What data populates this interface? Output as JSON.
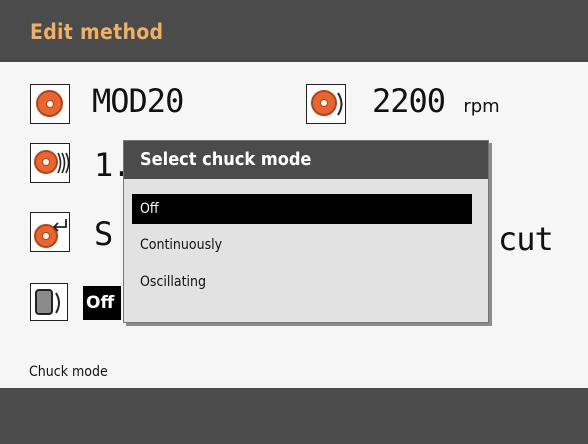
{
  "title": "Edit method",
  "rows": {
    "method_name": "MOD20",
    "speed_value": "2200",
    "speed_unit": "rpm",
    "row2_value": "1.",
    "row3_value_left": "S",
    "row3_value_right": "cut",
    "chuck_mode_value": "Off"
  },
  "dialog": {
    "title": "Select chuck mode",
    "options": [
      "Off",
      "Continuously",
      "Oscillating"
    ],
    "selected_index": 0
  },
  "status": {
    "label": "Chuck mode"
  },
  "colors": {
    "title_bar": "#4b4b4b",
    "title_text": "#f0b060",
    "disc_orange": "#e9642e",
    "selection_bg": "#000000"
  },
  "icons": {
    "row1_left": "disc-icon",
    "row1_right": "disc-speed-icon",
    "row2": "disc-waves-icon",
    "row3": "disc-return-icon",
    "row4": "chuck-icon"
  }
}
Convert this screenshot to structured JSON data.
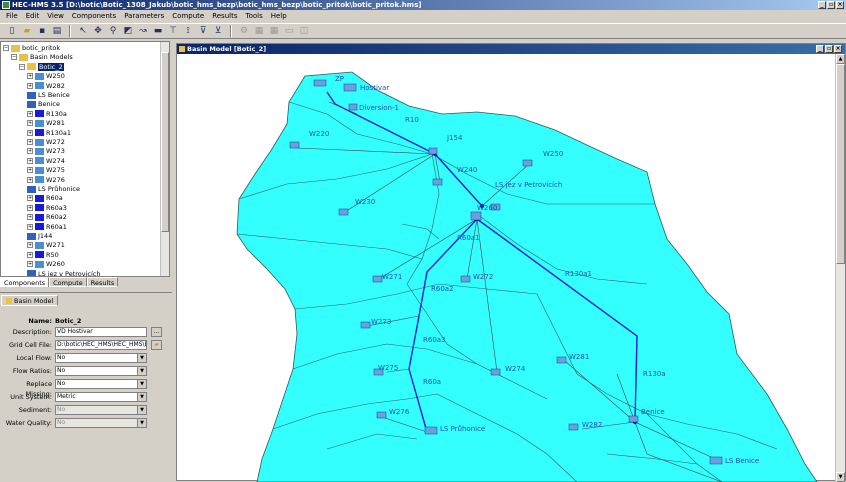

**Written task:**
Quote the entries in full. Any image among them is to be omitted from the copy.

**Finished answer:**
What data populates this interface? Output as JSON.
{
  "title": "Edit method",
  "rows": {
    "method_name": "MOD20",
    "speed_value": "2200",
    "speed_unit": "rpm",
    "row2_value": "1.",
    "row3_value_left": "S",
    "row3_value_right": "cut",
    "chuck_mode_value": "Off"
  },
  "dialog": {
    "title": "Select chuck mode",
    "options": [
      "Off",
      "Continuously",
      "Oscillating"
    ],
    "selected_index": 0
  },
  "status": {
    "label": "Chuck mode"
  },
  "colors": {
    "title_bar": "#4b4b4b",
    "title_text": "#f0b060",
    "disc_orange": "#e9642e",
    "selection_bg": "#000000"
  },
  "icons": {
    "row1_left": "disc-icon",
    "row1_right": "disc-speed-icon",
    "row2": "disc-waves-icon",
    "row3": "disc-return-icon",
    "row4": "chuck-icon"
  }
}
Convert this screenshot to structured JSON data.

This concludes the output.